Copy every line of the material below verbatim, keeping each character and the line order unchanged.

Rows from a layout dataset:
......

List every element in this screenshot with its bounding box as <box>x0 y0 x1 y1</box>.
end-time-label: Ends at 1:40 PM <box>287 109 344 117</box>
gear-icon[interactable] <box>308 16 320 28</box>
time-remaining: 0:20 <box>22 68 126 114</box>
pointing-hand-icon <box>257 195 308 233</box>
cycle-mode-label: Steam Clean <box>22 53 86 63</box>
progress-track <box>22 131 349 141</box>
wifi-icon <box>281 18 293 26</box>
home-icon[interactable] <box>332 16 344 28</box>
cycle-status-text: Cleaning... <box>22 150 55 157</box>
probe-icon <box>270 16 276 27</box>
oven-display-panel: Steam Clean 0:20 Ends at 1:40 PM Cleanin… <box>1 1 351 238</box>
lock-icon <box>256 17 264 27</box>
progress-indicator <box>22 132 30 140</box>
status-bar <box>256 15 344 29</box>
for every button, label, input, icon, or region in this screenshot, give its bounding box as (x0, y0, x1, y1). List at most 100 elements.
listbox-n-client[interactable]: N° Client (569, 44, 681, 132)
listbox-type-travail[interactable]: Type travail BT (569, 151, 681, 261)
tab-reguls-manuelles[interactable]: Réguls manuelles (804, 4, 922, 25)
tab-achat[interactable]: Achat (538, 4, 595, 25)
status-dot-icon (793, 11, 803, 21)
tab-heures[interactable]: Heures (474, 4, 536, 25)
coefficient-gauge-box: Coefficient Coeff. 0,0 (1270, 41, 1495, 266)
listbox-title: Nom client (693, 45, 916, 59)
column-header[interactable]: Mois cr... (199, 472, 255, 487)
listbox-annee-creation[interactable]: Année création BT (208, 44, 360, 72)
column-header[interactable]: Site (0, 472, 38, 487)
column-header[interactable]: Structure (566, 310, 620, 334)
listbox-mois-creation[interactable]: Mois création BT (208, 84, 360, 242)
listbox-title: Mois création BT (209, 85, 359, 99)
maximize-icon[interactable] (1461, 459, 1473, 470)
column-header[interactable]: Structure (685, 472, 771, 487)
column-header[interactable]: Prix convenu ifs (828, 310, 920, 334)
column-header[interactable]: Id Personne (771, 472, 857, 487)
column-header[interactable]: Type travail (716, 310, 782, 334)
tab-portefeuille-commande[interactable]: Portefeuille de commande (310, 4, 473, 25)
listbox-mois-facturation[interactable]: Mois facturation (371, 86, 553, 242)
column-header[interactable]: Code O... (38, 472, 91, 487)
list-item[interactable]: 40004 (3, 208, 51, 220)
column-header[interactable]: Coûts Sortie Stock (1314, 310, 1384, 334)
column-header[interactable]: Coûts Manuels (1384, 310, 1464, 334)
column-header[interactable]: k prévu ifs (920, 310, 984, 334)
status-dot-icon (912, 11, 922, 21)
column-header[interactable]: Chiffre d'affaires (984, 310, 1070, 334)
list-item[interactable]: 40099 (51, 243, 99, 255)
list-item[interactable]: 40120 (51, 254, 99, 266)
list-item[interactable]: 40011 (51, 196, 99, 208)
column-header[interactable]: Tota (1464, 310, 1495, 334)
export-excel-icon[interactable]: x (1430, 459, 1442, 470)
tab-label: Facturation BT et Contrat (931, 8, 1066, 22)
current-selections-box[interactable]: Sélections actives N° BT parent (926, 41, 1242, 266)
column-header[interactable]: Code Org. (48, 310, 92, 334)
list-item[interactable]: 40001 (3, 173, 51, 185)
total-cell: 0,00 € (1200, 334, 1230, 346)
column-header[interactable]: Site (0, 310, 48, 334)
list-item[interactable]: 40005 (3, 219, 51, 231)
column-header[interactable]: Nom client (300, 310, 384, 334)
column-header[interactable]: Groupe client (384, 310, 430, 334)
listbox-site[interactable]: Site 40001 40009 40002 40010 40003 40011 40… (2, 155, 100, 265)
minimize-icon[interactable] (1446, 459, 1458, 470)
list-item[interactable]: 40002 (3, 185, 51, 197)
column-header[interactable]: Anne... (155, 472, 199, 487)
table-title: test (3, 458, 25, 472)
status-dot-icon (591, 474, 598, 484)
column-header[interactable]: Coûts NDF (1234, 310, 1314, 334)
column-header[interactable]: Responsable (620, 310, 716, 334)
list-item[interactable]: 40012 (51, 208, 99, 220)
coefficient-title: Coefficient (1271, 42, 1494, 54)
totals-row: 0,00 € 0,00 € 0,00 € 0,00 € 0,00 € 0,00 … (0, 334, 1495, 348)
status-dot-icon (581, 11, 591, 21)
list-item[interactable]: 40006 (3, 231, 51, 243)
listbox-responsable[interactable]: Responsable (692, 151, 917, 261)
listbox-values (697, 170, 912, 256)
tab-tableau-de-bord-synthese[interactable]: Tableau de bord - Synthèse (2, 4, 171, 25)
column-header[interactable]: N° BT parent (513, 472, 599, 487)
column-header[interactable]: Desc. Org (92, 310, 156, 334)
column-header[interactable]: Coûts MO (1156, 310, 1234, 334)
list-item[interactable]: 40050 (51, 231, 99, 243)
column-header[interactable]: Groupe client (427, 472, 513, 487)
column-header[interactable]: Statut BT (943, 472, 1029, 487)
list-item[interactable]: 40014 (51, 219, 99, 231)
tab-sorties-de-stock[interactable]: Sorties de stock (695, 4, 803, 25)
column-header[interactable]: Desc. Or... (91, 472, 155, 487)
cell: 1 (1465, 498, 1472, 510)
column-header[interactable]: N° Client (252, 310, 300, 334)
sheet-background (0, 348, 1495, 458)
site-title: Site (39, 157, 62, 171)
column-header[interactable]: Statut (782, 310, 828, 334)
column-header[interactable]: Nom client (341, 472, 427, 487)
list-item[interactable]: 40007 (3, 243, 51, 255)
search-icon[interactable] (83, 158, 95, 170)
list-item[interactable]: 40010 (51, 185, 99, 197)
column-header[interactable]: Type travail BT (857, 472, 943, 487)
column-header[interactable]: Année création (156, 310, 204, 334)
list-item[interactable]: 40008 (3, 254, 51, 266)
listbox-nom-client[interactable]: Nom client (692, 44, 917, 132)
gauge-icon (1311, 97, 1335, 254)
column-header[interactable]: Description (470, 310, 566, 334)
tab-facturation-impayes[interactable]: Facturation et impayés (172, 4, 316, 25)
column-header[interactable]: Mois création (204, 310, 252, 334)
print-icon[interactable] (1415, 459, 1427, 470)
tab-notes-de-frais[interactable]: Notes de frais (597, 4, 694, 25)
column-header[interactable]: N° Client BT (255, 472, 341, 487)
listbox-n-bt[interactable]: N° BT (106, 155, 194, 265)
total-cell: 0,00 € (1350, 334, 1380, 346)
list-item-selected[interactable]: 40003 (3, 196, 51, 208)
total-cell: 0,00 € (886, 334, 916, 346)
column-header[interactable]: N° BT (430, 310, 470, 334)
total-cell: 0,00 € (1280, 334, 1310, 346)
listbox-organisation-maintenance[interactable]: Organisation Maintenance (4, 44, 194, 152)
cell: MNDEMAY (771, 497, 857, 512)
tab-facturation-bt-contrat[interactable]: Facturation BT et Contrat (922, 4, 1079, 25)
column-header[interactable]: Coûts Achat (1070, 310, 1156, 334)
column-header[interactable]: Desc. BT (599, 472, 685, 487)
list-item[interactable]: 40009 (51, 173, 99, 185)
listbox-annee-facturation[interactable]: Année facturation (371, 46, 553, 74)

......

● ANSWER TO THIS PROBLEM
List every element in this screenshot with its bounding box as <box>x0 y0 x1 y1</box>.
end-time-label: Ends at 1:40 PM <box>287 109 344 117</box>
gear-icon[interactable] <box>308 16 320 28</box>
time-remaining: 0:20 <box>22 68 126 114</box>
pointing-hand-icon <box>257 195 308 233</box>
cycle-mode-label: Steam Clean <box>22 53 86 63</box>
progress-track <box>22 131 349 141</box>
wifi-icon <box>281 18 293 26</box>
home-icon[interactable] <box>332 16 344 28</box>
cycle-status-text: Cleaning... <box>22 150 55 157</box>
probe-icon <box>270 16 276 27</box>
oven-display-panel: Steam Clean 0:20 Ends at 1:40 PM Cleanin… <box>1 1 351 238</box>
lock-icon <box>256 17 264 27</box>
progress-indicator <box>22 132 30 140</box>
status-bar <box>256 15 344 29</box>
for every button, label, input, icon, or region in this screenshot, give its bounding box as (x0, y0, x1, y1). List at most 100 elements.
listbox-n-client[interactable]: N° Client (569, 44, 681, 132)
listbox-type-travail[interactable]: Type travail BT (569, 151, 681, 261)
tab-reguls-manuelles[interactable]: Réguls manuelles (804, 4, 922, 25)
tab-achat[interactable]: Achat (538, 4, 595, 25)
status-dot-icon (793, 11, 803, 21)
tab-heures[interactable]: Heures (474, 4, 536, 25)
coefficient-gauge-box: Coefficient Coeff. 0,0 (1270, 41, 1495, 266)
listbox-title: Nom client (693, 45, 916, 59)
column-header[interactable]: Mois cr... (199, 472, 255, 487)
listbox-annee-creation[interactable]: Année création BT (208, 44, 360, 72)
column-header[interactable]: Site (0, 472, 38, 487)
column-header[interactable]: Structure (566, 310, 620, 334)
listbox-mois-creation[interactable]: Mois création BT (208, 84, 360, 242)
listbox-title: Mois création BT (209, 85, 359, 99)
maximize-icon[interactable] (1461, 459, 1473, 470)
column-header[interactable]: Structure (685, 472, 771, 487)
column-header[interactable]: Prix convenu ifs (828, 310, 920, 334)
column-header[interactable]: Id Personne (771, 472, 857, 487)
column-header[interactable]: Type travail (716, 310, 782, 334)
tab-portefeuille-commande[interactable]: Portefeuille de commande (310, 4, 473, 25)
listbox-mois-facturation[interactable]: Mois facturation (371, 86, 553, 242)
column-header[interactable]: Code O... (38, 472, 91, 487)
list-item[interactable]: 40004 (3, 208, 51, 220)
column-header[interactable]: Coûts Sortie Stock (1314, 310, 1384, 334)
column-header[interactable]: Coûts Manuels (1384, 310, 1464, 334)
column-header[interactable]: k prévu ifs (920, 310, 984, 334)
status-dot-icon (912, 11, 922, 21)
column-header[interactable]: Chiffre d'affaires (984, 310, 1070, 334)
list-item[interactable]: 40099 (51, 243, 99, 255)
list-item[interactable]: 40120 (51, 254, 99, 266)
list-item[interactable]: 40011 (51, 196, 99, 208)
column-header[interactable]: Tota (1464, 310, 1495, 334)
export-excel-icon[interactable]: x (1430, 459, 1442, 470)
tab-label: Facturation BT et Contrat (931, 8, 1066, 22)
current-selections-box[interactable]: Sélections actives N° BT parent (926, 41, 1242, 266)
column-header[interactable]: Code Org. (48, 310, 92, 334)
list-item[interactable]: 40001 (3, 173, 51, 185)
total-cell: 0,00 € (1200, 334, 1230, 346)
column-header[interactable]: Site (0, 310, 48, 334)
list-item[interactable]: 40005 (3, 219, 51, 231)
column-header[interactable]: Nom client (300, 310, 384, 334)
column-header[interactable]: Groupe client (384, 310, 430, 334)
listbox-site[interactable]: Site 40001 40009 40002 40010 40003 40011 40… (2, 155, 100, 265)
minimize-icon[interactable] (1446, 459, 1458, 470)
list-item[interactable]: 40002 (3, 185, 51, 197)
column-header[interactable]: Anne... (155, 472, 199, 487)
table-title: test (3, 458, 25, 472)
status-dot-icon (591, 474, 598, 484)
column-header[interactable]: Coûts NDF (1234, 310, 1314, 334)
column-header[interactable]: Responsable (620, 310, 716, 334)
list-item[interactable]: 40012 (51, 208, 99, 220)
coefficient-title: Coefficient (1271, 42, 1494, 54)
totals-row: 0,00 € 0,00 € 0,00 € 0,00 € 0,00 € 0,00 … (0, 334, 1495, 348)
status-dot-icon (581, 11, 591, 21)
list-item[interactable]: 40006 (3, 231, 51, 243)
listbox-responsable[interactable]: Responsable (692, 151, 917, 261)
listbox-values (697, 170, 912, 256)
tab-tableau-de-bord-synthese[interactable]: Tableau de bord - Synthèse (2, 4, 171, 25)
column-header[interactable]: N° BT parent (513, 472, 599, 487)
column-header[interactable]: Desc. Org (92, 310, 156, 334)
column-header[interactable]: Coûts MO (1156, 310, 1234, 334)
list-item[interactable]: 40050 (51, 231, 99, 243)
column-header[interactable]: Groupe client (427, 472, 513, 487)
column-header[interactable]: Statut BT (943, 472, 1029, 487)
list-item[interactable]: 40014 (51, 219, 99, 231)
tab-sorties-de-stock[interactable]: Sorties de stock (695, 4, 803, 25)
column-header[interactable]: Desc. Or... (91, 472, 155, 487)
cell: 1 (1465, 498, 1472, 510)
column-header[interactable]: N° Client (252, 310, 300, 334)
sheet-background (0, 348, 1495, 458)
site-title: Site (39, 157, 62, 171)
column-header[interactable]: Statut (782, 310, 828, 334)
column-header[interactable]: Nom client (341, 472, 427, 487)
list-item[interactable]: 40007 (3, 243, 51, 255)
search-icon[interactable] (83, 158, 95, 170)
list-item[interactable]: 40010 (51, 185, 99, 197)
column-header[interactable]: Type travail BT (857, 472, 943, 487)
column-header[interactable]: Année création (156, 310, 204, 334)
list-item[interactable]: 40008 (3, 254, 51, 266)
listbox-nom-client[interactable]: Nom client (692, 44, 917, 132)
gauge-icon (1311, 97, 1335, 254)
column-header[interactable]: Description (470, 310, 566, 334)
tab-facturation-impayes[interactable]: Facturation et impayés (172, 4, 316, 25)
column-header[interactable]: Mois création (204, 310, 252, 334)
print-icon[interactable] (1415, 459, 1427, 470)
tab-notes-de-frais[interactable]: Notes de frais (597, 4, 694, 25)
column-header[interactable]: N° Client BT (255, 472, 341, 487)
listbox-n-bt[interactable]: N° BT (106, 155, 194, 265)
total-cell: 0,00 € (1350, 334, 1380, 346)
list-item-selected[interactable]: 40003 (3, 196, 51, 208)
total-cell: 0,00 € (886, 334, 916, 346)
column-header[interactable]: N° BT (430, 310, 470, 334)
total-cell: 0,00 € (1280, 334, 1310, 346)
listbox-organisation-maintenance[interactable]: Organisation Maintenance (4, 44, 194, 152)
cell: MNDEMAY (771, 497, 857, 512)
tab-facturation-bt-contrat[interactable]: Facturation BT et Contrat (922, 4, 1079, 25)
column-header[interactable]: Coûts Achat (1070, 310, 1156, 334)
column-header[interactable]: Desc. BT (599, 472, 685, 487)
list-item[interactable]: 40009 (51, 173, 99, 185)
listbox-annee-facturation[interactable]: Année facturation (371, 46, 553, 74)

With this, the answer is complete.